Además, los avances en genética pueden llevar no solo a mejoras en el ser humano, en individuos y, en algunos casos, en su descendencia, sino a detectar tempranamente y predecir el futuro de enfermedades graves en una persona. Este es un proceso que está avanzando rápidamente y bajará rápidamente de precio como la secuenciación del genoma de cada cual, lo que podría tener impacto, por ejemplo, en la cobertura de los seguros sanitarios privados, si se niegan a cubrir futuras enfermedades anunciadas en el estudio del genoma de cada asegurado. Fitoussi y Rosanvallon advertían contra ello, para que impedirlo, y asegurar la capacidad pública. Como tan bien se ha hecho en Europa y en algunos otros países con las vacunas contra el Covid19, fabricadas por empresas privadas, pero inoculadas por los servicios públicos.
También se está desarrollando lo que se denomina diagnóstico genético preimplantacional, en fetos muy poco desarrollados, para evitar que crezcan con enfermedades o taras congénitas -un avance que ya se considera, en general, moralmente aceptable-, o, en un tiempo no tan lejano, para deducir el cociente intelectual que tendrán de adultos. Con el riesgo de caer en la eugenesia (la aplicación de las leyes biológicas de la herencia al perfeccionamiento de la especie humana), tan en boga en un tiempo, ahora con edición genética.
La capacidad de esta edición está avanzando rápidamente de la mano técnicas como CRISPR y otras que van apareciendo, heredable o no (edición somática). De hecho, el caso del biólogo chino He Jiankui (recién salido de tres años de cárcel por lo que hizo) que, haciendo caso omiso de las reglas morales prevalecientes editó los genes de dos niñas para hacerlas inmunes al virus del sida, del que son portadores sus padres, ha abierto una puerta difícil de volver a cerrar. Como se pregunta el biólogo Siddhartha Mukherjee (El gen: una historia personal, 2016) ‘¿Y si aprendiésemos a cambiar adrede nuestro código genético? Si dispusiéramos de las tecnologías necesarias, ¿quién las controlaría y quién garantizaría su seguridad? ¿Quiénes serían los amos y quiénes las víctimas de esta tecnología?‘.
Baste un ejemplo que cita Walter Isaacson (El código de la vida: Jennifer Doudna, la edición genética y el futuro de la especie humana, 2022): Nacer negro en Estados Unidos podría considerarse una desventaja. Hay, señala, un gen (el SLC24A5) que tiene una grandísima influencia en la determinación del color de la piel. ¿Qué ocurriría si unos padres negros consideraran que el color de su piel constituye una desventaja social y, en consecuencia, quisieran editar ese gen para que sus hijos tuvieran la piel clara?

Entradas guardadas
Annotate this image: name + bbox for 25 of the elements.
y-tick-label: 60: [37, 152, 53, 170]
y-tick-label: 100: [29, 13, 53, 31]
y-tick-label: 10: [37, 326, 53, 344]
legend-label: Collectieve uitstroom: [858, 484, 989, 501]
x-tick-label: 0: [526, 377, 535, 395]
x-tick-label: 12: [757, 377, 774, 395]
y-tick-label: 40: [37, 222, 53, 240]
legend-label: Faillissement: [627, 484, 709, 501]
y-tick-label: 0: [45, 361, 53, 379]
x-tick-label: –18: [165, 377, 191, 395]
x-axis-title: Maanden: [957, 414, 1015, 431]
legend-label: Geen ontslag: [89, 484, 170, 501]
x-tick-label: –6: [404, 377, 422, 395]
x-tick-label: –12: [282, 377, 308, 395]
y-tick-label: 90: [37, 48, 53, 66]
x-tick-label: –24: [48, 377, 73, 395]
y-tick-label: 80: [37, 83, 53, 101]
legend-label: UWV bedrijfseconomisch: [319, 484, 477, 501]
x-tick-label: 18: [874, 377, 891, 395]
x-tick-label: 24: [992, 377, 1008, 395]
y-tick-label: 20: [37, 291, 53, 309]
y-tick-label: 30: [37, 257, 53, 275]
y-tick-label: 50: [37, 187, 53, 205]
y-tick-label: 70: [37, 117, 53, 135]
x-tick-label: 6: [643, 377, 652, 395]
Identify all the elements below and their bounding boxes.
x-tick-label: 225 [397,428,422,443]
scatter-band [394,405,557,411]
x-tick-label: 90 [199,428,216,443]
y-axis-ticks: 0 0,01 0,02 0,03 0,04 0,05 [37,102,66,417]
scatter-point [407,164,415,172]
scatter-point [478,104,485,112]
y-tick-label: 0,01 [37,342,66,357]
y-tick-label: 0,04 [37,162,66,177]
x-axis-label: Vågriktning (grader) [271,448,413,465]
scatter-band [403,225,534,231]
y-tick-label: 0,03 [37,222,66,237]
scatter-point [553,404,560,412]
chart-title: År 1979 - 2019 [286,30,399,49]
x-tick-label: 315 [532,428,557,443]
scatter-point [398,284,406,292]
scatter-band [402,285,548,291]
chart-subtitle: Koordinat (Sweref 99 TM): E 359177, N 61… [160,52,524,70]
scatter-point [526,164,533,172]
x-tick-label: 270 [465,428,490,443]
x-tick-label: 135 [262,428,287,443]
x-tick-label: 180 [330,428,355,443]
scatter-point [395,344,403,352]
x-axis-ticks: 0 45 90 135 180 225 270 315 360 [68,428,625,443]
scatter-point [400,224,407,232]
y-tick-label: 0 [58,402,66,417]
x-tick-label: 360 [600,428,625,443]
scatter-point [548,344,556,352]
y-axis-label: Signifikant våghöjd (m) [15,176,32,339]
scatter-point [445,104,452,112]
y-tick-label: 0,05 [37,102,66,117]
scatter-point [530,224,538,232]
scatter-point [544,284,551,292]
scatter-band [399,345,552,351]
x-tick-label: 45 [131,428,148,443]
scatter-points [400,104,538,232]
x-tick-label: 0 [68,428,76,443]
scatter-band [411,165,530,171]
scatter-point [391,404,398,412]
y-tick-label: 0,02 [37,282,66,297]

ACCIONES POR REALIZAR
**A)** Traduce al inglés esta oración del texto sobre edición genética: "Nacer negro en Estados Unidos podría considerarse una desventaja."
**B)** Copia literalmente el fragmento del texto sobre edición genética que va desde "También se está" hasta "con edición genética.", incluidas ambas partes.

RESULTADOS DE LAS TAREAS
**A)** Being born Black in the United States could be considered a disadvantage.

**B)**
También se está desarrollando lo que se denomina diagnóstico genético preimplantacional, en fetos muy poco desarrollados, para evitar que crezcan con enfermedades o taras congénitas -un avance que ya se considera, en general, moralmente aceptable-, o, en un tiempo no tan lejano, para deducir el cociente intelectual que tendrán de adultos. Con el riesgo de caer en la eugenesia (la aplicación de las leyes biológicas de la herencia al perfeccionamiento de la especie humana), tan en boga en un tiempo, ahora con edición genética.